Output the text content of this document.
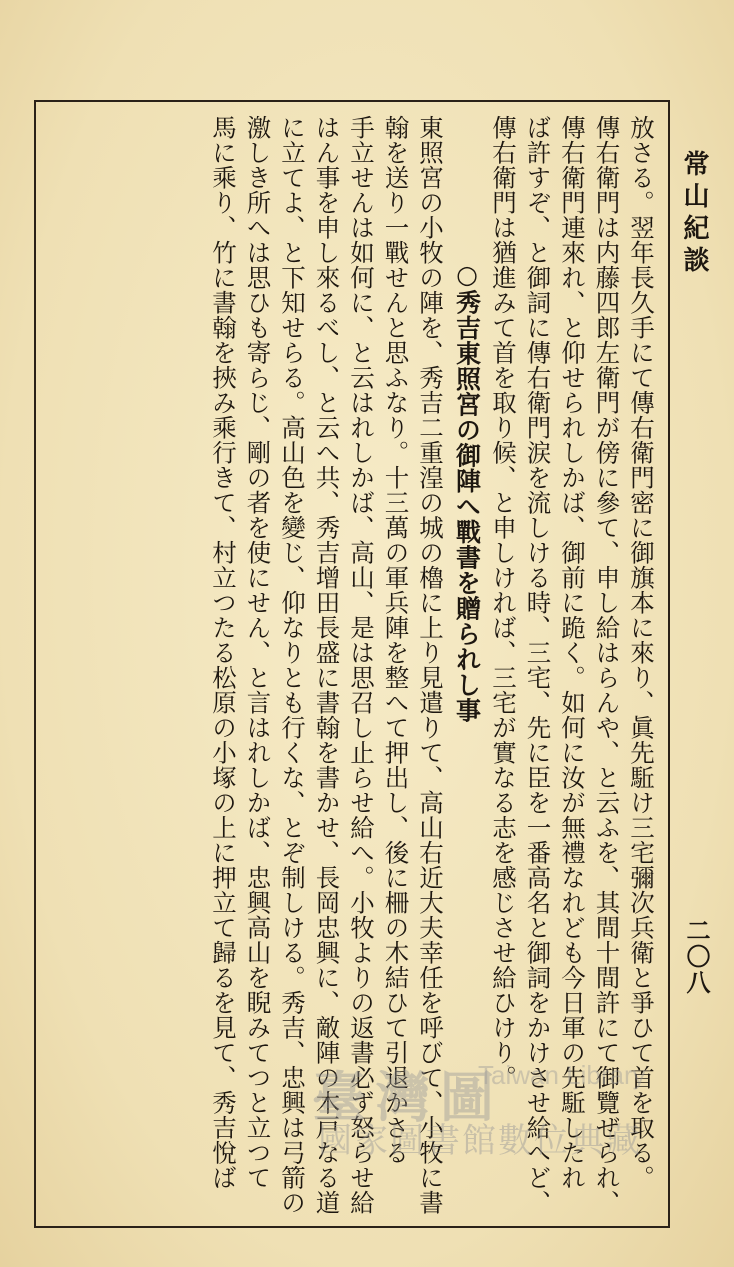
常山紀談
二〇八
放さる。翌年長久手にて傳右衛門密に御旗本に來り、眞先駈け三宅彌次兵衛と爭ひて首を取る。
傳右衛門は内藤四郎左衛門が傍に參て、申し給はらんや、と云ふを、其間十間許にて御覽ぜられ、
傳右衛門連來れ、と仰せられしかば、御前に跪く。如何に汝が無禮なれども今日軍の先駈したれ
ば許すぞ、と御詞に傳右衛門涙を流しける時、三宅、先に臣を一番高名と御詞をかけさせ給へど、
傳右衛門は猶進みて首を取り候、と申しければ、三宅が實なる志を感じさせ給ひけり。
○秀吉東照宮の御陣へ戰書を贈られし事
東照宮の小牧の陣を、秀吉二重湟の城の櫓に上り見遣りて、高山右近大夫幸任を呼びて、小牧に書
翰を送り一戰せんと思ふなり。十三萬の軍兵陣を整へて押出し、後に柵の木結ひて引退かさる
手立せんは如何に、と云はれしかば、高山、是は思召し止らせ給へ。小牧よりの返書必ず怒らせ給
はん事を申し來るべし、と云へ共、秀吉增田長盛に書翰を書かせ、長岡忠興に、敵陣の木戸なる道
に立てよ、と下知せらる。高山色を變じ、仰なりとも行くな、とぞ制しける。秀吉、忠興は弓箭の
激しき所へは思ひも寄らじ、剛の者を使にせん、と言はれしかば、忠興高山を睨みてつと立つて
馬に乘り、竹に書翰を挾み乘行きて、村立つたる松原の小塚の上に押立て歸るを見て、秀吉悅ば 臺灣圖
Taiwan Library
國家圖書館數位典藏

--- --- ---

> **Stated task**
Copy the data exactly. Any picture it contains is to be omitted.

> **Task response**
Output the text content of this document.
常山紀談
二〇八
放さる。翌年長久手にて傳右衛門密に御旗本に來り、眞先駈け三宅彌次兵衛と爭ひて首を取る。
傳右衛門は内藤四郎左衛門が傍に參て、申し給はらんや、と云ふを、其間十間許にて御覽ぜられ、
傳右衛門連來れ、と仰せられしかば、御前に跪く。如何に汝が無禮なれども今日軍の先駈したれ
ば許すぞ、と御詞に傳右衛門涙を流しける時、三宅、先に臣を一番高名と御詞をかけさせ給へど、
傳右衛門は猶進みて首を取り候、と申しければ、三宅が實なる志を感じさせ給ひけり。
○秀吉東照宮の御陣へ戰書を贈られし事
東照宮の小牧の陣を、秀吉二重湟の城の櫓に上り見遣りて、高山右近大夫幸任を呼びて、小牧に書
翰を送り一戰せんと思ふなり。十三萬の軍兵陣を整へて押出し、後に柵の木結ひて引退かさる
手立せんは如何に、と云はれしかば、高山、是は思召し止らせ給へ。小牧よりの返書必ず怒らせ給
はん事を申し來るべし、と云へ共、秀吉增田長盛に書翰を書かせ、長岡忠興に、敵陣の木戸なる道
に立てよ、と下知せらる。高山色を變じ、仰なりとも行くな、とぞ制しける。秀吉、忠興は弓箭の
激しき所へは思ひも寄らじ、剛の者を使にせん、と言はれしかば、忠興高山を睨みてつと立つて
馬に乘り、竹に書翰を挾み乘行きて、村立つたる松原の小塚の上に押立て歸るを見て、秀吉悅ば 臺灣圖
Taiwan Library
國家圖書館數位典藏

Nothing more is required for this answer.